## Short problem
Using the records below, report how many lines hold "except", with no extra text.

## Working data
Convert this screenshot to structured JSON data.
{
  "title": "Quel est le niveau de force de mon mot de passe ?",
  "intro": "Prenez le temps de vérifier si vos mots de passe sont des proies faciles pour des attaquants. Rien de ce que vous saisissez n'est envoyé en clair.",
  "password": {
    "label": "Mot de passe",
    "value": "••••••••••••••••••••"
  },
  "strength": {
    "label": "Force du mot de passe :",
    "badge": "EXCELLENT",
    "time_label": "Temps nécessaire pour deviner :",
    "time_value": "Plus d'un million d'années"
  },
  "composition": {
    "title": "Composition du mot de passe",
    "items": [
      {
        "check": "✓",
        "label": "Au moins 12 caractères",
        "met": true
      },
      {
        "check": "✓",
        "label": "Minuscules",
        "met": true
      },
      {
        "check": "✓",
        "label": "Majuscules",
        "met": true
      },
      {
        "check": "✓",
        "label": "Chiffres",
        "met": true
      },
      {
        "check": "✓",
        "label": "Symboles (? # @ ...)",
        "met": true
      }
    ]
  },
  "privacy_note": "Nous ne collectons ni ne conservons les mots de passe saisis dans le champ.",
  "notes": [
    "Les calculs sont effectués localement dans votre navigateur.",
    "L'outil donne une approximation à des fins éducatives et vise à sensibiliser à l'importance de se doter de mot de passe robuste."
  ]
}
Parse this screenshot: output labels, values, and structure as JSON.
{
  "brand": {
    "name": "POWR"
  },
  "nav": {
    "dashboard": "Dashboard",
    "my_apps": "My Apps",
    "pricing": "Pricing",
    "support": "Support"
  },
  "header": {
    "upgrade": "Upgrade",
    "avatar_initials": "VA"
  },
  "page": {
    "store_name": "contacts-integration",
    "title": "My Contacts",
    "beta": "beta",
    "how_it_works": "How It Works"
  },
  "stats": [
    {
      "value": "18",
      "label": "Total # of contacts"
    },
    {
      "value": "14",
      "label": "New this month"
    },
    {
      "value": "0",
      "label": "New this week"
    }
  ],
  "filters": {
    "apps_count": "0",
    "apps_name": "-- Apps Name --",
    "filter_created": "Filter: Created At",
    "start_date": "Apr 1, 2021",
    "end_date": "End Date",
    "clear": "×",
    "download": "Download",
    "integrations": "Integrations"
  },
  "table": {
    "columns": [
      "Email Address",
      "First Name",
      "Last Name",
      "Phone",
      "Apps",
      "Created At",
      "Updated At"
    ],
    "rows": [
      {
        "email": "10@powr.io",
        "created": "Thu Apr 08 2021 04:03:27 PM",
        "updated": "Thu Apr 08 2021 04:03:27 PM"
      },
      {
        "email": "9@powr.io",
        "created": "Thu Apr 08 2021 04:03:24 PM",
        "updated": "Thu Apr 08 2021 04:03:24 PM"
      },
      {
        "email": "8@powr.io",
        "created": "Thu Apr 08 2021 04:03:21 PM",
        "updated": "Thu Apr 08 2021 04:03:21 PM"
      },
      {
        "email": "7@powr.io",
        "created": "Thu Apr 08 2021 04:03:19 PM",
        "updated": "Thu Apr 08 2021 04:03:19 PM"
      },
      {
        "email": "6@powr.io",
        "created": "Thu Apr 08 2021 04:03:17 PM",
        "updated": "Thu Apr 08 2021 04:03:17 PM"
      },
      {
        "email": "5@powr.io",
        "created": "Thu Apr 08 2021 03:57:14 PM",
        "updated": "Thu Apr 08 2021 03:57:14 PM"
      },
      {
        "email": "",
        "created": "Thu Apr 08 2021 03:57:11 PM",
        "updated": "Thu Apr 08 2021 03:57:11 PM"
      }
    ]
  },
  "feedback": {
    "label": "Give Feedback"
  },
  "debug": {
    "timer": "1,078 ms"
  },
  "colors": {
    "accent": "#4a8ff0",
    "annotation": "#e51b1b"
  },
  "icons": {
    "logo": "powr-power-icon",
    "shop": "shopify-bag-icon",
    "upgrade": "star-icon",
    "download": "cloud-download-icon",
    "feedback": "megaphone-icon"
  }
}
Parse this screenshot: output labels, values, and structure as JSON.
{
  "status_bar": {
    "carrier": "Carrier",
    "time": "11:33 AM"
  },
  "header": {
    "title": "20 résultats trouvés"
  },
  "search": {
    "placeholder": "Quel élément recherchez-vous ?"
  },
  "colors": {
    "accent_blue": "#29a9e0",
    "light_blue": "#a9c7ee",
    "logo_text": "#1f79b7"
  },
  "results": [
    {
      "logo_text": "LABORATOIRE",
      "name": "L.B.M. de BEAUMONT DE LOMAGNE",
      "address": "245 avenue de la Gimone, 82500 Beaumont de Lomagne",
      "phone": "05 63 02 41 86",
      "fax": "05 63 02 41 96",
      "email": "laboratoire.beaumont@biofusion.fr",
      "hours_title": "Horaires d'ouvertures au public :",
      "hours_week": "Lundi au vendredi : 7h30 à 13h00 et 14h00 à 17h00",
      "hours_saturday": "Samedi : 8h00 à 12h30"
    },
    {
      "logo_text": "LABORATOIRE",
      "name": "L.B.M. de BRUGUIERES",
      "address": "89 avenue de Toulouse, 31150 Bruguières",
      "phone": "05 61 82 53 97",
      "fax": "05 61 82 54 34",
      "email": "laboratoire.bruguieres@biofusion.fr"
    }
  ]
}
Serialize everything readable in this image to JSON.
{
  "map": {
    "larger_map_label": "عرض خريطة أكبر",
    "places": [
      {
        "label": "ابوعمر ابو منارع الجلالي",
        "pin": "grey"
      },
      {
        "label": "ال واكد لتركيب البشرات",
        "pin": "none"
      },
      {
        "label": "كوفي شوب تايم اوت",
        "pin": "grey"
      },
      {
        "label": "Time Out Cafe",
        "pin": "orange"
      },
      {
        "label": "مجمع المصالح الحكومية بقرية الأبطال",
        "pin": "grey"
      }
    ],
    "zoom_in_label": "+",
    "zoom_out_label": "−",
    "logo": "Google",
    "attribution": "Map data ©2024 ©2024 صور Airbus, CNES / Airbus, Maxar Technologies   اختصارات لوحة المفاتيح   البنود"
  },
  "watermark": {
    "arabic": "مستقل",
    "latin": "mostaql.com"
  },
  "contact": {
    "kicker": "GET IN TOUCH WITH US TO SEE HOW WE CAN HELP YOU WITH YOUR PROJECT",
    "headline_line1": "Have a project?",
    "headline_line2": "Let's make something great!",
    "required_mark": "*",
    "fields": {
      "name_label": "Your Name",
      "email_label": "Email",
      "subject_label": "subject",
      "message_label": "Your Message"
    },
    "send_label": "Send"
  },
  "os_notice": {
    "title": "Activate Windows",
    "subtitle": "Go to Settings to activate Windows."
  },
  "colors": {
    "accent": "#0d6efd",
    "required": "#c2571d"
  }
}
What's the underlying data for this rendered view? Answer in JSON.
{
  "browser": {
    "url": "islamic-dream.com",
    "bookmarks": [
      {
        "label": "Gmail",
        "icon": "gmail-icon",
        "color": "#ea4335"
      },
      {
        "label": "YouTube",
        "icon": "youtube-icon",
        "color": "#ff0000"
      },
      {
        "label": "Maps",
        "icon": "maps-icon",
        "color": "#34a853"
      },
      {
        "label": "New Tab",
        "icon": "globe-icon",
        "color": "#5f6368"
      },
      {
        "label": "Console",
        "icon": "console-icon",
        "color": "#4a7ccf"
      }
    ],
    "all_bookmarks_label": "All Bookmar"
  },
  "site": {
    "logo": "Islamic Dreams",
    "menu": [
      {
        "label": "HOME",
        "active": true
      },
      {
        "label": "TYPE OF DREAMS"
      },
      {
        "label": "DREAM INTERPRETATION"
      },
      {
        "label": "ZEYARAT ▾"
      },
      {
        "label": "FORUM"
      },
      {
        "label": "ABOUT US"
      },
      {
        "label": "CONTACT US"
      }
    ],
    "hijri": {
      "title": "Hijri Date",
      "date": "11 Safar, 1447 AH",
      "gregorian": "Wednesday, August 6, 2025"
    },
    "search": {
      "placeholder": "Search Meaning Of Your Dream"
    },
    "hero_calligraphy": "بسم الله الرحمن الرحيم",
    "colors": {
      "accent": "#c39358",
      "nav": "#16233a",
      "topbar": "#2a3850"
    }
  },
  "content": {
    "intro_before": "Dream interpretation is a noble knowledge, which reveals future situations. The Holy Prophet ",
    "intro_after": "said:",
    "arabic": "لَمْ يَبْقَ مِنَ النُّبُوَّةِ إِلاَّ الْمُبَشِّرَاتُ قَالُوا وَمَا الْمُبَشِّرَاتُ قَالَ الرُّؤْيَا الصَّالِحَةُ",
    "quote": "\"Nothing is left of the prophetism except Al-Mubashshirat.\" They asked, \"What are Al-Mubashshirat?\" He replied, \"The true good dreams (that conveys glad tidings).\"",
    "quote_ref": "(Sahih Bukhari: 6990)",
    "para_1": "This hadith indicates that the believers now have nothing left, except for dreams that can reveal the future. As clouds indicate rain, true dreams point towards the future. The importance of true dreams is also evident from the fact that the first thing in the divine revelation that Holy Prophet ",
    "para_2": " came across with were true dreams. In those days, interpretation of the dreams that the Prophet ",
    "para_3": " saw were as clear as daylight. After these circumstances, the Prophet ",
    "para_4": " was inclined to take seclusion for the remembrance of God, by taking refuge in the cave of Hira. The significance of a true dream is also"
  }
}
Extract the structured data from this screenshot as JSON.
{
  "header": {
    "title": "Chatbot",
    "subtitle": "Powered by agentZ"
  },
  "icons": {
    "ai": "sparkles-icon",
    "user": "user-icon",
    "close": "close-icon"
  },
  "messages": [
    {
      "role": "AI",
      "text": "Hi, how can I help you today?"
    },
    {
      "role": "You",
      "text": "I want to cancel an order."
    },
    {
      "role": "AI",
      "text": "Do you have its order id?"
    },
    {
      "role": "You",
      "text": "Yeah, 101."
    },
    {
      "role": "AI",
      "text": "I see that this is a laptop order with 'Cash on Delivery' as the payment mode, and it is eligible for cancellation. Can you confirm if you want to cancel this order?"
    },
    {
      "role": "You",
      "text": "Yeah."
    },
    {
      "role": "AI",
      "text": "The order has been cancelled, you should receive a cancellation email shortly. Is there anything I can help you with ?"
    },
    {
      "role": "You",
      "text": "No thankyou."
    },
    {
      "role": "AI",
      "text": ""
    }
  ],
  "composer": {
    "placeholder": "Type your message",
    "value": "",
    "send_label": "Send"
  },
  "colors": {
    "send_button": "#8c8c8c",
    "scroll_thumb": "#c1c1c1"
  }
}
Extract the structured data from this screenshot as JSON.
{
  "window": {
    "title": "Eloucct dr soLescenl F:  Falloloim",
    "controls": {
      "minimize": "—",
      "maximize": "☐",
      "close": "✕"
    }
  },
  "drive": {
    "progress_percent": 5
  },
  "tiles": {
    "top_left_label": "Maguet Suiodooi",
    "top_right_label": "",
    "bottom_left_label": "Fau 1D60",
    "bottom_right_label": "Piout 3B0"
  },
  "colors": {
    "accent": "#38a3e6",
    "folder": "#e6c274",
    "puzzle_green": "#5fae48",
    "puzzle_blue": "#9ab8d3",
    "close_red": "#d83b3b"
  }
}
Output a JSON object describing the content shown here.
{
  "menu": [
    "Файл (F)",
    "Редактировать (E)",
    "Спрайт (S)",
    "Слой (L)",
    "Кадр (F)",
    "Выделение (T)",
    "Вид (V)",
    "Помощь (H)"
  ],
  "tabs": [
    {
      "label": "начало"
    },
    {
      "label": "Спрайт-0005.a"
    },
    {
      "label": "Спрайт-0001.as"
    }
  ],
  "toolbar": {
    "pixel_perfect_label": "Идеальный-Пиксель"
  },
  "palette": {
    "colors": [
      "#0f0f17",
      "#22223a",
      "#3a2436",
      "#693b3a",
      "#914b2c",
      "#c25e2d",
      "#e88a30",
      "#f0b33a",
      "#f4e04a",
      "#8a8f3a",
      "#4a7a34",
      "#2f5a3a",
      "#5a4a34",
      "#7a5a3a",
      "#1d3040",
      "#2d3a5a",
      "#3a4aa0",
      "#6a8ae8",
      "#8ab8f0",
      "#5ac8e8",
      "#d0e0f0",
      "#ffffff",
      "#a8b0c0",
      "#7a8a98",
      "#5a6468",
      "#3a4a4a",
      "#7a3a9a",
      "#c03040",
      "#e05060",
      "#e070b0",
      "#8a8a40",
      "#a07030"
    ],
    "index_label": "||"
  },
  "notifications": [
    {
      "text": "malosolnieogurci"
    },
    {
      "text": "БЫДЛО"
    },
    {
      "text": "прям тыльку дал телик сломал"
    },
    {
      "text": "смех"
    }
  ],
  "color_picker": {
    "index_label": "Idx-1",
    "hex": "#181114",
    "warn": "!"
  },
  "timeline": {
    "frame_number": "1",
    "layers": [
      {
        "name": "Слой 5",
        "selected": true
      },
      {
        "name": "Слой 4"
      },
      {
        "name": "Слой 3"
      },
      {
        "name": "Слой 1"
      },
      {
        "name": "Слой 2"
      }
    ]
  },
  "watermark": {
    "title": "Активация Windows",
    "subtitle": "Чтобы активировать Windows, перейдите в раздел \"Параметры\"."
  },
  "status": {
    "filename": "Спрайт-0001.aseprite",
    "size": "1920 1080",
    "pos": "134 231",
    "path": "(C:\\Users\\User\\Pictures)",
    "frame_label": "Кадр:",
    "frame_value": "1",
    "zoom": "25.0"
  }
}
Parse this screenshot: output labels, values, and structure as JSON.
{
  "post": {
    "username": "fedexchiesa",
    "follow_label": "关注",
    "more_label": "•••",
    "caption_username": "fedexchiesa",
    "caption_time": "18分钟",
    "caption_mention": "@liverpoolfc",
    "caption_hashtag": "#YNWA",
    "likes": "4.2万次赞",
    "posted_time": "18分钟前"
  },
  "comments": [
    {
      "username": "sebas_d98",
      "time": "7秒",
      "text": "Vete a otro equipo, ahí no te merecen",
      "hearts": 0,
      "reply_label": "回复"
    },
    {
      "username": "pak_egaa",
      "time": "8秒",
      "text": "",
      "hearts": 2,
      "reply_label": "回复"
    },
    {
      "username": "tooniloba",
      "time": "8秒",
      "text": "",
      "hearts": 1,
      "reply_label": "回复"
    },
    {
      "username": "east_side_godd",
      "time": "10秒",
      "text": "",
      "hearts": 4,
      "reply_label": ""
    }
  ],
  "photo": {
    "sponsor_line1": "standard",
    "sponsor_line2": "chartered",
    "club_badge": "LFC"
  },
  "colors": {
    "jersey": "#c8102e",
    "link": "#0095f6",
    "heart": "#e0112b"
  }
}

## Output for this exercise
2